## What you should do:
Write out the entire listing below exactly, with the pictures left out.

(Stored data)
-=-=-=-=-
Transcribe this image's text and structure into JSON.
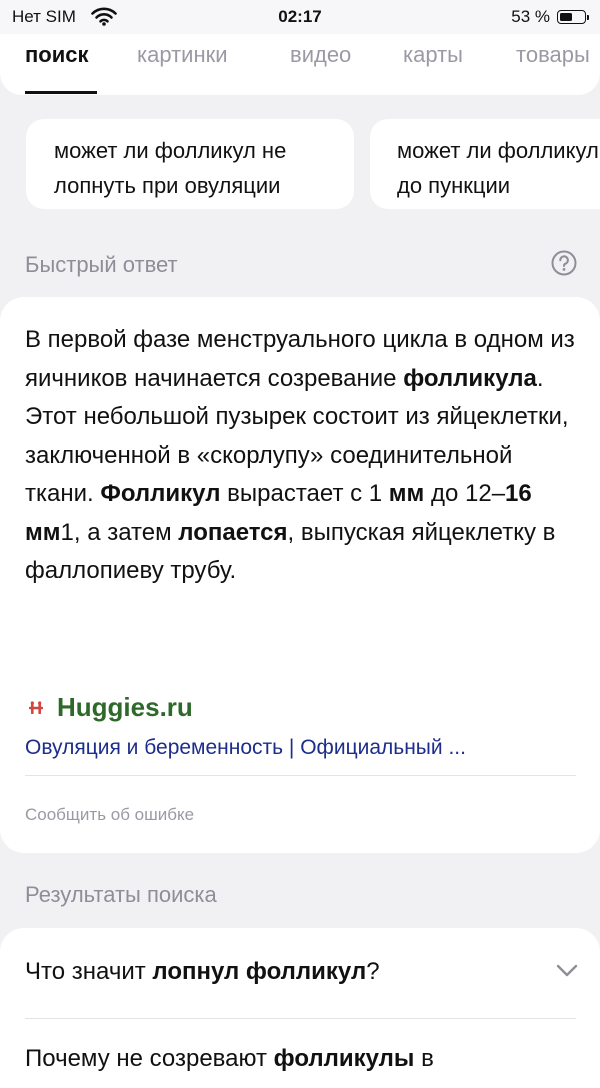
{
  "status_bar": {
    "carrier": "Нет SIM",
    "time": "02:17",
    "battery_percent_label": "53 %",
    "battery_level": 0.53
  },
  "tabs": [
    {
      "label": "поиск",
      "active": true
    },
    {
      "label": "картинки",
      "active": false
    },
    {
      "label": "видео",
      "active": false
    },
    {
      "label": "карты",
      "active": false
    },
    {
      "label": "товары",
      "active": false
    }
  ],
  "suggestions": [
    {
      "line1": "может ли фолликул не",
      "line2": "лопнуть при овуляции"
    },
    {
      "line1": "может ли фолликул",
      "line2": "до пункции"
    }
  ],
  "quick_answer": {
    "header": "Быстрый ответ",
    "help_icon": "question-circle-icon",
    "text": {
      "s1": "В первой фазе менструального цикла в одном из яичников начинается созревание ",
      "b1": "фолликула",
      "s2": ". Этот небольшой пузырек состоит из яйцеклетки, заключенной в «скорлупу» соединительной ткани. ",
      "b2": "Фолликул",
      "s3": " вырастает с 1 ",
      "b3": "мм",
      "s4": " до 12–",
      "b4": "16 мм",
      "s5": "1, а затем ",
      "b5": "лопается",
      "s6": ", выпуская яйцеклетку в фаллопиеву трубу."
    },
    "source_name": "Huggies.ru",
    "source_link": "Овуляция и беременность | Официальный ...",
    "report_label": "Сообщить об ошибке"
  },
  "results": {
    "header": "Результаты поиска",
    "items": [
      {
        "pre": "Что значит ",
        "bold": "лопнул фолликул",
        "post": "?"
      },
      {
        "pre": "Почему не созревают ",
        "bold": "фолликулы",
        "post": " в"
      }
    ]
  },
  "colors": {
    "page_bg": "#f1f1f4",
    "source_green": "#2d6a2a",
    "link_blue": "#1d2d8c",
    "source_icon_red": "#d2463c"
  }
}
-=-=-=-=-
## Response below:
Transcribe this image's text and structure into JSON.
{
  "status_bar": {
    "carrier": "Нет SIM",
    "time": "02:17",
    "battery_percent_label": "53 %",
    "battery_level": 0.53
  },
  "tabs": [
    {
      "label": "поиск",
      "active": true
    },
    {
      "label": "картинки",
      "active": false
    },
    {
      "label": "видео",
      "active": false
    },
    {
      "label": "карты",
      "active": false
    },
    {
      "label": "товары",
      "active": false
    }
  ],
  "suggestions": [
    {
      "line1": "может ли фолликул не",
      "line2": "лопнуть при овуляции"
    },
    {
      "line1": "может ли фолликул",
      "line2": "до пункции"
    }
  ],
  "quick_answer": {
    "header": "Быстрый ответ",
    "help_icon": "question-circle-icon",
    "text": {
      "s1": "В первой фазе менструального цикла в одном из яичников начинается созревание ",
      "b1": "фолликула",
      "s2": ". Этот небольшой пузырек состоит из яйцеклетки, заключенной в «скорлупу» соединительной ткани. ",
      "b2": "Фолликул",
      "s3": " вырастает с 1 ",
      "b3": "мм",
      "s4": " до 12–",
      "b4": "16 мм",
      "s5": "1, а затем ",
      "b5": "лопается",
      "s6": ", выпуская яйцеклетку в фаллопиеву трубу."
    },
    "source_name": "Huggies.ru",
    "source_link": "Овуляция и беременность | Официальный ...",
    "report_label": "Сообщить об ошибке"
  },
  "results": {
    "header": "Результаты поиска",
    "items": [
      {
        "pre": "Что значит ",
        "bold": "лопнул фолликул",
        "post": "?"
      },
      {
        "pre": "Почему не созревают ",
        "bold": "фолликулы",
        "post": " в"
      }
    ]
  },
  "colors": {
    "page_bg": "#f1f1f4",
    "source_green": "#2d6a2a",
    "link_blue": "#1d2d8c",
    "source_icon_red": "#d2463c"
  }
}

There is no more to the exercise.